■ Exercise aim
Print all records exactly, leaving nothing out.

■ Data to use
——

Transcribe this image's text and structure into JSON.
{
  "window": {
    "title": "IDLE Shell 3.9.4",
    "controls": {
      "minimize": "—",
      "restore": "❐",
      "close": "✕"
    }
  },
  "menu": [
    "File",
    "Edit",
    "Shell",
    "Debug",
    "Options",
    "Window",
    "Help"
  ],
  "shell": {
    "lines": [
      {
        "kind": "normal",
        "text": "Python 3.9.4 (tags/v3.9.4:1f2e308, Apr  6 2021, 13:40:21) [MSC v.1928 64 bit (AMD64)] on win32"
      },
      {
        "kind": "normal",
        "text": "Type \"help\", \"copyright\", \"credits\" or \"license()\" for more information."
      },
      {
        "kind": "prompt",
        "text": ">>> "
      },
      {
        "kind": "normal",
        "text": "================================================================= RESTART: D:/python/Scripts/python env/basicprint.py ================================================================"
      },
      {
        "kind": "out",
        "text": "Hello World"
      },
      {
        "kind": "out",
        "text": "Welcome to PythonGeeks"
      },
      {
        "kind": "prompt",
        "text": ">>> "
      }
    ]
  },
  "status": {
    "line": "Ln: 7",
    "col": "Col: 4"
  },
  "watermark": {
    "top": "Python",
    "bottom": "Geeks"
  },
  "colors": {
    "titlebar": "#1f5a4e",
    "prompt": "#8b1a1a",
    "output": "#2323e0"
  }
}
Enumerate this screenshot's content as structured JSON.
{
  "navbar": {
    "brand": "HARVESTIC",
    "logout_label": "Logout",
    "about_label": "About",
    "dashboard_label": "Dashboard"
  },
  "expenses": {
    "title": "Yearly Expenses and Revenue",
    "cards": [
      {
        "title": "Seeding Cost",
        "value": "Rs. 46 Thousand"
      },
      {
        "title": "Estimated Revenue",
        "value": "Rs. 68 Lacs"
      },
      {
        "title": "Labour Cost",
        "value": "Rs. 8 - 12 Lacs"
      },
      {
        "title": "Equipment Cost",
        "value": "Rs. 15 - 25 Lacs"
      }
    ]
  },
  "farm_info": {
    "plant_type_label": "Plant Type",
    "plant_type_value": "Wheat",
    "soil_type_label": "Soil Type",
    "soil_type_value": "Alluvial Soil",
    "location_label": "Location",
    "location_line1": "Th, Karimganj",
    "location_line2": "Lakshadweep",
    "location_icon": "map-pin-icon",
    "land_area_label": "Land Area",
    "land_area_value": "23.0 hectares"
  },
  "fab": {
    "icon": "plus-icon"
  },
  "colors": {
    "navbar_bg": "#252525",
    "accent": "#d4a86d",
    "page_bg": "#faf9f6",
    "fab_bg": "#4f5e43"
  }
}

——

■ Completed task
Transcribe this image's text and structure into JSON.
{
  "window": {
    "title": "IDLE Shell 3.9.4",
    "controls": {
      "minimize": "—",
      "restore": "❐",
      "close": "✕"
    }
  },
  "menu": [
    "File",
    "Edit",
    "Shell",
    "Debug",
    "Options",
    "Window",
    "Help"
  ],
  "shell": {
    "lines": [
      {
        "kind": "normal",
        "text": "Python 3.9.4 (tags/v3.9.4:1f2e308, Apr  6 2021, 13:40:21) [MSC v.1928 64 bit (AMD64)] on win32"
      },
      {
        "kind": "normal",
        "text": "Type \"help\", \"copyright\", \"credits\" or \"license()\" for more information."
      },
      {
        "kind": "prompt",
        "text": ">>> "
      },
      {
        "kind": "normal",
        "text": "================================================================= RESTART: D:/python/Scripts/python env/basicprint.py ================================================================"
      },
      {
        "kind": "out",
        "text": "Hello World"
      },
      {
        "kind": "out",
        "text": "Welcome to PythonGeeks"
      },
      {
        "kind": "prompt",
        "text": ">>> "
      }
    ]
  },
  "status": {
    "line": "Ln: 7",
    "col": "Col: 4"
  },
  "watermark": {
    "top": "Python",
    "bottom": "Geeks"
  },
  "colors": {
    "titlebar": "#1f5a4e",
    "prompt": "#8b1a1a",
    "output": "#2323e0"
  }
}
Enumerate this screenshot's content as structured JSON.
{
  "navbar": {
    "brand": "HARVESTIC",
    "logout_label": "Logout",
    "about_label": "About",
    "dashboard_label": "Dashboard"
  },
  "expenses": {
    "title": "Yearly Expenses and Revenue",
    "cards": [
      {
        "title": "Seeding Cost",
        "value": "Rs. 46 Thousand"
      },
      {
        "title": "Estimated Revenue",
        "value": "Rs. 68 Lacs"
      },
      {
        "title": "Labour Cost",
        "value": "Rs. 8 - 12 Lacs"
      },
      {
        "title": "Equipment Cost",
        "value": "Rs. 15 - 25 Lacs"
      }
    ]
  },
  "farm_info": {
    "plant_type_label": "Plant Type",
    "plant_type_value": "Wheat",
    "soil_type_label": "Soil Type",
    "soil_type_value": "Alluvial Soil",
    "location_label": "Location",
    "location_line1": "Th, Karimganj",
    "location_line2": "Lakshadweep",
    "location_icon": "map-pin-icon",
    "land_area_label": "Land Area",
    "land_area_value": "23.0 hectares"
  },
  "fab": {
    "icon": "plus-icon"
  },
  "colors": {
    "navbar_bg": "#252525",
    "accent": "#d4a86d",
    "page_bg": "#faf9f6",
    "fab_bg": "#4f5e43"
  }
}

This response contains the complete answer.